Required actions:
a. Using the Dengvaxia article, answer yes or no to each statement and quote the words that settle it: (i) Sanofi agreed to refund money for unused vaccines. (ii) The nationwide dengue vaccination program began in 2018. (iii) Sanofi said it would provide new doses free of charge if the program were reinstated.
b. Write the next part of the Dengvaxia article, picking up after its final sentence.
[[ Page extract, beginning ]]
Sanofi rejects request to refund used Dengvaxia, support compensation fund

Metro Manila (CNN Philippines, February 5) — The maker of Dengvaxia turned down the Health Department's demand to refund used dengue vaccine vials.

Sanofi Pasteur on Monday said agreeing to the demand will mean Dengvaxia does not work.

"Agreeing to refund the used doses of Dengvaxia would imply that the vaccine is ineffective, which is not the case," it said in a statement.

The pharmaceutical company added when it agreed to refund the initial P1.161 billion for unused vaccines, it was to show its commitment to cooperate with Health officials.

It reiterated the vaccine remains beneficial for those previously infected. Sanofi's earlier study showed those with no previous dengue infection and got vaccinated could contract "severe diseases."

During the hearing of the House Committees on Health and Good Government and Public Accountability on the Dengvaxia mess, Health Secretary Francisco Duque III explained why they were demanding a refund for the used vaccines.

"We thought the claimed protection provided by Dengvaxia was not completely there. We were losing confidence in the claimed protection," he said on Monday.

Sanofi Pasteur Asia Pacific head Thomas Triomphe said they looked into the demand before declining it.

"Reimbursing the used doses will give  the wrong signal and will create more fear. It will  also create more concern for other vaccination programs  in the Philippines," he said.

A group of doctors earlier said parents are refusing vaccines following the scandal over Dengvaxia.

Last December 1, the government halted its nationwide dengue vaccination program that began in 2016, after 837,000 children were immunized.

Sanofi Pasteur said it is willing to provide free doses of the vaccine if the government decides to bring back the immunization program.

"If the Department of Health decides to reinstate the community-based dengue vaccination program following a more complete evaluation of the new data on the vaccine, Sanofi Pasteur would be willing to provide new doses of the vaccine free of charge," it said.
[[ Page extract, end ]]
[[ Data records, beginning ]]
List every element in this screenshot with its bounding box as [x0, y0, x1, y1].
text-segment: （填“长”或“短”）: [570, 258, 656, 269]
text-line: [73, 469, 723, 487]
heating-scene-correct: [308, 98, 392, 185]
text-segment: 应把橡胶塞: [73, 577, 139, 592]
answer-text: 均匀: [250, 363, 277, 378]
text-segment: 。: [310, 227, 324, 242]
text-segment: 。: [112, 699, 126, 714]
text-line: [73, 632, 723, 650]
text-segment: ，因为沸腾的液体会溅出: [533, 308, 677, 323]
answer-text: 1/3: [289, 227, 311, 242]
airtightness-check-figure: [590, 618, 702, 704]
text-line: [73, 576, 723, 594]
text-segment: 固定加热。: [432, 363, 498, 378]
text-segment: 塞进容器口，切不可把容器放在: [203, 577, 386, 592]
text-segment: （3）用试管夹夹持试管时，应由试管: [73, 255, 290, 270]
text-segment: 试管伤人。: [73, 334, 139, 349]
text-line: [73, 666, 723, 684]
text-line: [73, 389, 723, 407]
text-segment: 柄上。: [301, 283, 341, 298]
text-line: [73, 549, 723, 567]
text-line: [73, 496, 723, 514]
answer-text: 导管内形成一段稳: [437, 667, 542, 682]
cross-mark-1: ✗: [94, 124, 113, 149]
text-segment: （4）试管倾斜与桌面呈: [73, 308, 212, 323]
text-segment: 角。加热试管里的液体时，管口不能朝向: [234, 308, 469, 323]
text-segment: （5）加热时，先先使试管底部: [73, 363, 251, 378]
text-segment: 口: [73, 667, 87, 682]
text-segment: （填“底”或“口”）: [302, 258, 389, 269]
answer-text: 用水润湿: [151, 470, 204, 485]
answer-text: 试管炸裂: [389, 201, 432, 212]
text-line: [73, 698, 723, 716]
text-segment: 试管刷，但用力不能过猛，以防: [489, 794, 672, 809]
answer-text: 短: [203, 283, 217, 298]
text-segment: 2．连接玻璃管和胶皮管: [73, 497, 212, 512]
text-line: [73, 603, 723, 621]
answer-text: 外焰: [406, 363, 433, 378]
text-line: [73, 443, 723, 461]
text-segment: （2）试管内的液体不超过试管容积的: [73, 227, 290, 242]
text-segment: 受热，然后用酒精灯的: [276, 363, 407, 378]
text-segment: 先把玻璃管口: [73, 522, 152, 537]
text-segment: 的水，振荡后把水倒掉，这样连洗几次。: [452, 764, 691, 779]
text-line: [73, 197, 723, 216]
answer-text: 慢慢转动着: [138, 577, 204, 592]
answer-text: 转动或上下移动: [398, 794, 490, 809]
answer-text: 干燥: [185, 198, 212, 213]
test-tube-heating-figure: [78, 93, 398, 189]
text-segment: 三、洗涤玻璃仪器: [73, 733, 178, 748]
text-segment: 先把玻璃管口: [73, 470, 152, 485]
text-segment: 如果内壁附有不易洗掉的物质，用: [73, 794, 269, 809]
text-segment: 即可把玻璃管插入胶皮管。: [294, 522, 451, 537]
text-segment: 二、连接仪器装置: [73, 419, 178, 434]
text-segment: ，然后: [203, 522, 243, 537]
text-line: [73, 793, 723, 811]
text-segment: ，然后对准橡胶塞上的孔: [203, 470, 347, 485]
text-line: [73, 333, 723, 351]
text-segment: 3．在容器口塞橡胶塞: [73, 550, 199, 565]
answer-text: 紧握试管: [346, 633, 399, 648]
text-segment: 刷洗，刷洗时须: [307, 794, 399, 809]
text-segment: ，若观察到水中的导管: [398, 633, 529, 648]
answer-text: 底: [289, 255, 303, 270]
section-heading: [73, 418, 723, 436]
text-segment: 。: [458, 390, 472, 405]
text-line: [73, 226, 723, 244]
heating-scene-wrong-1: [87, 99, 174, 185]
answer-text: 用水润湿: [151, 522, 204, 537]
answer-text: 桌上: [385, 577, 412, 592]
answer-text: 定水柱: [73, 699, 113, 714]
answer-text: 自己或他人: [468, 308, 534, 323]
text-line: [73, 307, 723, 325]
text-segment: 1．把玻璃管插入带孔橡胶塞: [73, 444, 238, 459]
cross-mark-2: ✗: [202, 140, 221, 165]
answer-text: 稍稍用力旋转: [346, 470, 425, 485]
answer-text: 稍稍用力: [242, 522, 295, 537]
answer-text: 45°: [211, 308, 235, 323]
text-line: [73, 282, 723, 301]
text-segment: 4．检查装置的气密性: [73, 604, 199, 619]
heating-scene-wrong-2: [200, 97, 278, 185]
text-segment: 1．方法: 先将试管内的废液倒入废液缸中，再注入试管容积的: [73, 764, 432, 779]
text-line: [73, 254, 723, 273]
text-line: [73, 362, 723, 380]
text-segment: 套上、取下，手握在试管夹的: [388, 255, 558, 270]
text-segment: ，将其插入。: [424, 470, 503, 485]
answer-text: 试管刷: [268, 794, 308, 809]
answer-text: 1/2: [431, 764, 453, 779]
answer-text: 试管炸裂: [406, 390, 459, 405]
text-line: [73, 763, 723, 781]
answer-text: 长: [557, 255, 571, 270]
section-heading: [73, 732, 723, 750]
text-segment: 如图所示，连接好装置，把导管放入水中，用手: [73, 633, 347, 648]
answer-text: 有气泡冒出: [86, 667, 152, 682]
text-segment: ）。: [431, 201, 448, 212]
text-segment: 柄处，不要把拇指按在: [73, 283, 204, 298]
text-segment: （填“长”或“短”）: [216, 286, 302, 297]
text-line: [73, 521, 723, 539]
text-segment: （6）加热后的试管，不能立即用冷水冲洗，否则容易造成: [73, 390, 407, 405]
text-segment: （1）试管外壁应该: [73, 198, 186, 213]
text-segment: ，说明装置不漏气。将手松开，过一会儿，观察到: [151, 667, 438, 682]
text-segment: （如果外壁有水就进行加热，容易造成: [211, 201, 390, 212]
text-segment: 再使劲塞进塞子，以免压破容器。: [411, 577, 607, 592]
[[ Data records, end ]]
Exercise results:
a.
(i) Yes: "when it agreed to refund the initial P1.161 billion for unused vaccines"
(ii) No: "the government halted its nationwide dengue vaccination program that began in 2016"
(iii) Yes: "Sanofi Pasteur would be willing to provide new doses of the vaccine free of charge"

b.
Sanofi won't support compensation fund

The Dengvaxia maker also rejected the Department of Health's request to financially support hospitalized vaccinated children.

Citing Philippine General Hospital (PGH) experts' findings, it said there is no evidence to directly link Dengvaxia to 14 child deaths after taking the vaccine.

"As for the indemnification fund, there are no safety or quality concerns about the Dengvaxia vaccine...  Should there be any case of injury due to dengue that has been demonstrated by credible scientific evidence to be causally related to vaccination, we will assume responsibility," it said.

The PGH's Dengue Investigative Task Force on February 2 reported 3 out of the 14 children died of what is called dengue shock syndrome after receiving the vaccine. Experts said two of the three deaths may be caused by vaccine failure.

Triomphe said the efficacy of Dengvaxia against severe dengue is at 93.2 percent, adding UP-PGH's findings are aligned with theirs. The Health Department said the experts panel only investigated 14 deaths, with 15 more cases left to be looked into.

The Health Department and Philippine Health Insurance Corp. will shoulder the cost of hospitalization of those who had Dengvaxia.